Every line of the records must be repeated exactly; pictures stay out.
◇ ◇ ◇ ◇ ◇ ◇ ◇
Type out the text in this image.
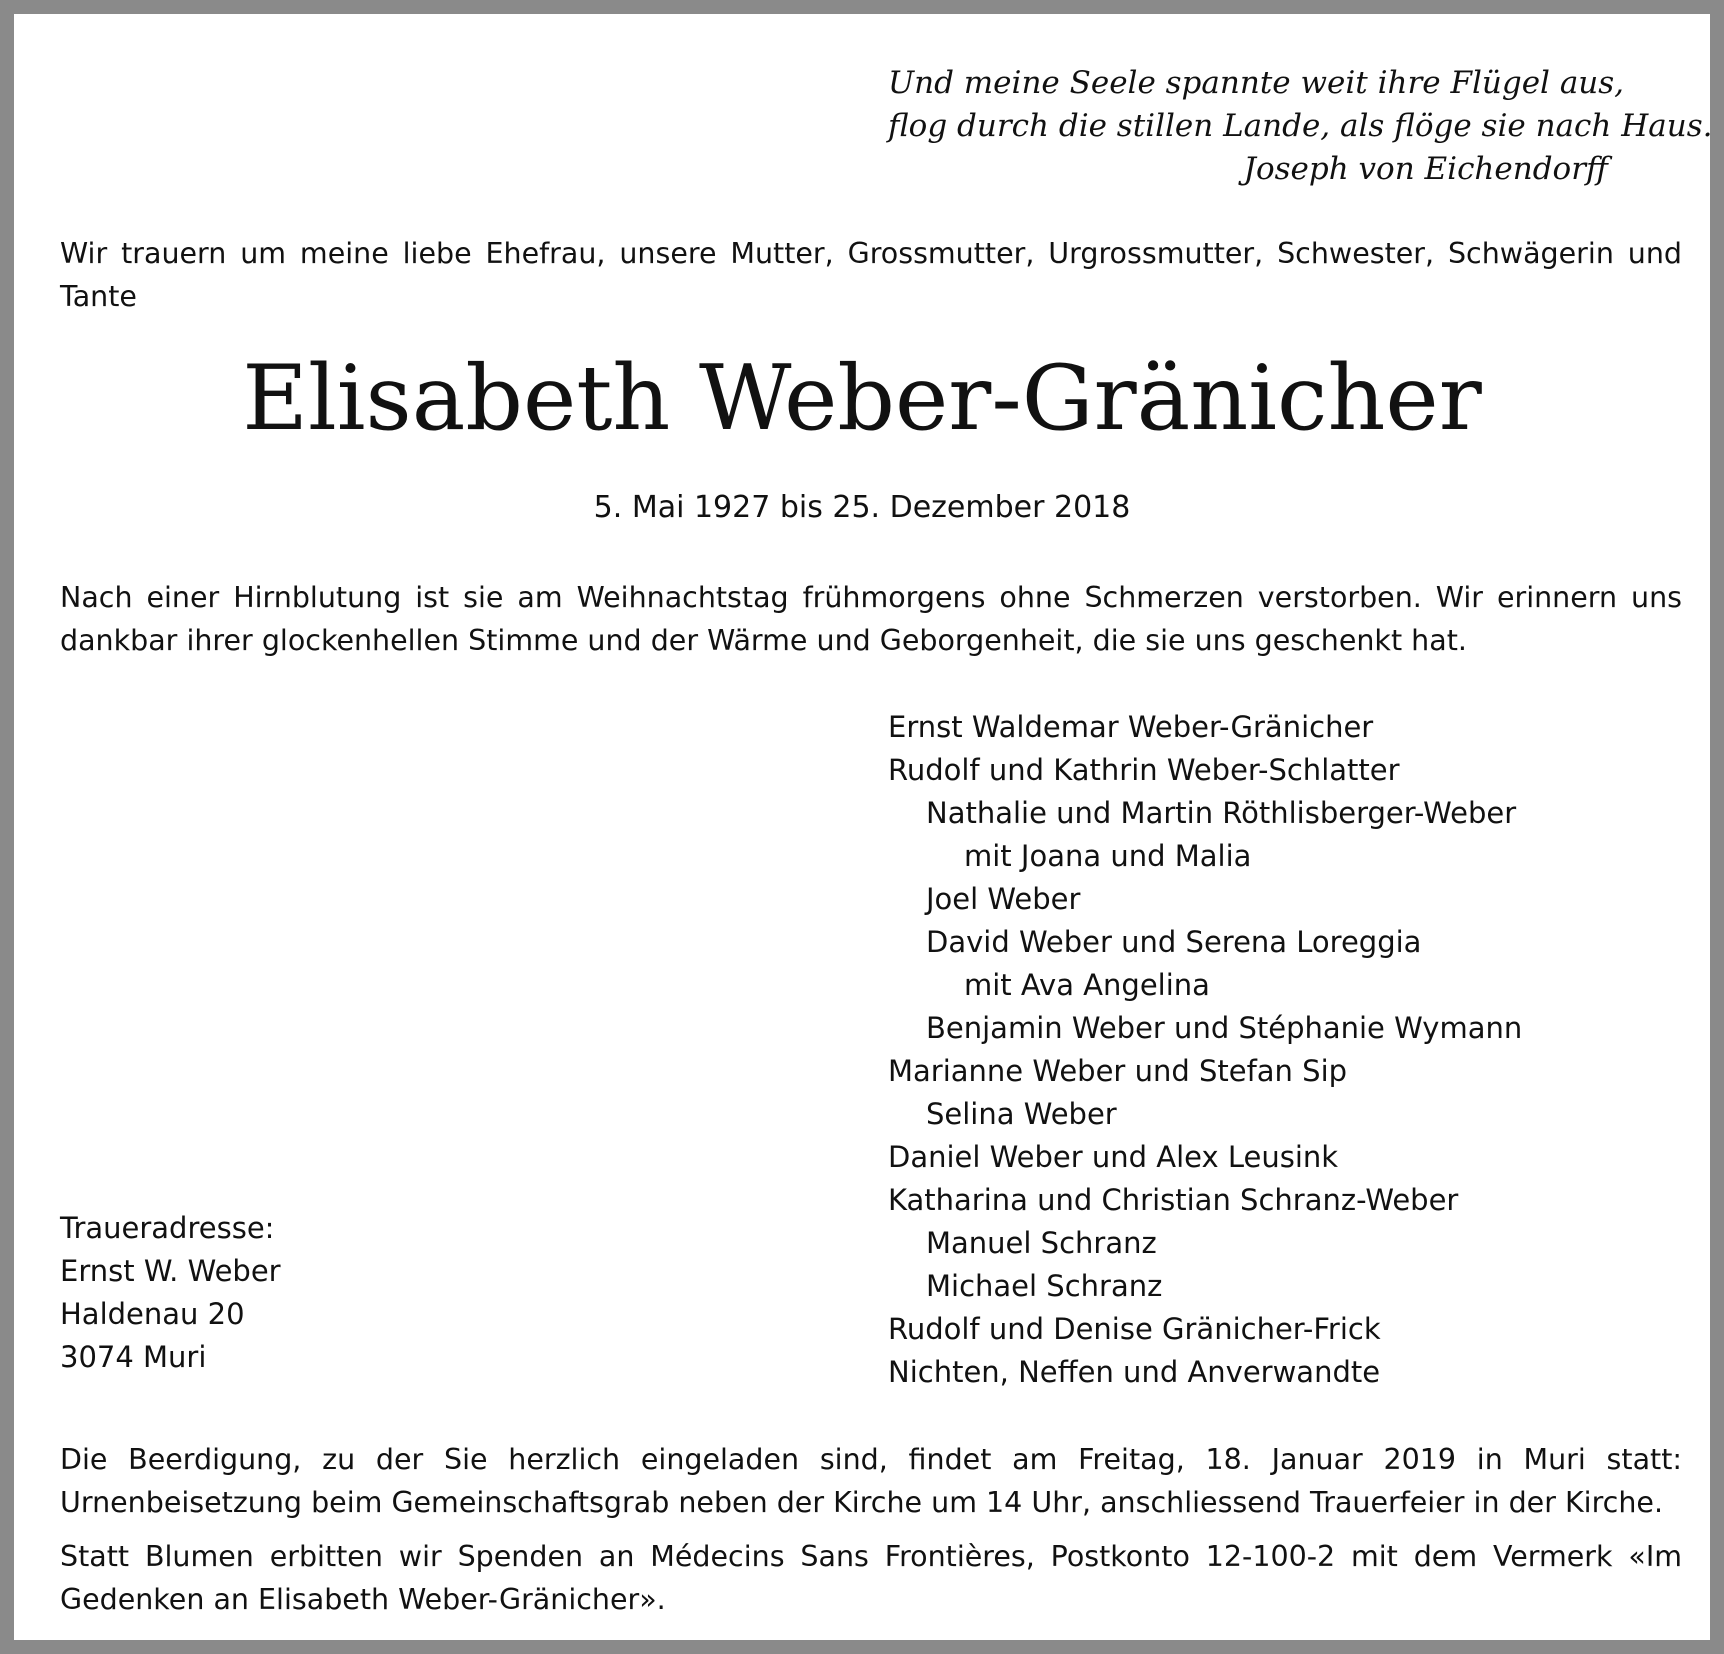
Und meine Seele spannte weit ihre Flügel aus,
flog durch die stillen Lande, als flöge sie nach Haus.
Joseph von Eichendorff
Wir trauern um meine liebe Ehefrau, unsere Mutter, Grossmutter, Urgrossmutter, Schwester, Schwägerin und Tante
Elisabeth Weber-Gränicher
5. Mai 1927 bis 25. Dezember 2018
Nach einer Hirnblutung ist sie am Weihnachtstag frühmorgens ohne Schmerzen verstorben. Wir erinnern uns dankbar ihrer glockenhellen Stimme und der Wärme und Geborgenheit, die sie uns geschenkt hat.
Ernst Waldemar Weber-Gränicher
Rudolf und Kathrin Weber-Schlatter
Nathalie und Martin Röthlisberger-Weber
mit Joana und Malia
Joel Weber
David Weber und Serena Loreggia
mit Ava Angelina
Benjamin Weber und Stéphanie Wymann
Marianne Weber und Stefan Sip
Selina Weber
Daniel Weber und Alex Leusink
Katharina und Christian Schranz-Weber
Manuel Schranz
Michael Schranz
Rudolf und Denise Gränicher-Frick
Nichten, Neffen und Anverwandte
Traueradresse:
Ernst W. Weber
Haldenau 20
3074 Muri
Die Beerdigung, zu der Sie herzlich eingeladen sind, findet am Freitag, 18. Januar 2019 in Muri statt: Urnenbeisetzung beim Gemeinschaftsgrab neben der Kirche um 14 Uhr, anschliessend Trauerfeier in der Kirche.
Statt Blumen erbitten wir Spenden an Médecins Sans Frontières, Postkonto 12-100-2 mit dem Vermerk «Im Gedenken an Elisabeth Weber-Gränicher».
◇ ◇ ◇ ◇ ◇ ◇ ◇
**COMPLETED TASK:**
Type out the text in this image.
Und meine Seele spannte weit ihre Flügel aus,
flog durch die stillen Lande, als flöge sie nach Haus.
Joseph von Eichendorff
Wir trauern um meine liebe Ehefrau, unsere Mutter, Grossmutter, Urgrossmutter, Schwester, Schwägerin und Tante
Elisabeth Weber-Gränicher
5. Mai 1927 bis 25. Dezember 2018
Nach einer Hirnblutung ist sie am Weihnachtstag frühmorgens ohne Schmerzen verstorben. Wir erinnern uns dankbar ihrer glockenhellen Stimme und der Wärme und Geborgenheit, die sie uns geschenkt hat.
Ernst Waldemar Weber-Gränicher
Rudolf und Kathrin Weber-Schlatter
Nathalie und Martin Röthlisberger-Weber
mit Joana und Malia
Joel Weber
David Weber und Serena Loreggia
mit Ava Angelina
Benjamin Weber und Stéphanie Wymann
Marianne Weber und Stefan Sip
Selina Weber
Daniel Weber und Alex Leusink
Katharina und Christian Schranz-Weber
Manuel Schranz
Michael Schranz
Rudolf und Denise Gränicher-Frick
Nichten, Neffen und Anverwandte
Traueradresse:
Ernst W. Weber
Haldenau 20
3074 Muri
Die Beerdigung, zu der Sie herzlich eingeladen sind, findet am Freitag, 18. Januar 2019 in Muri statt: Urnenbeisetzung beim Gemeinschaftsgrab neben der Kirche um 14 Uhr, anschliessend Trauerfeier in der Kirche.
Statt Blumen erbitten wir Spenden an Médecins Sans Frontières, Postkonto 12-100-2 mit dem Vermerk «Im Gedenken an Elisabeth Weber-Gränicher».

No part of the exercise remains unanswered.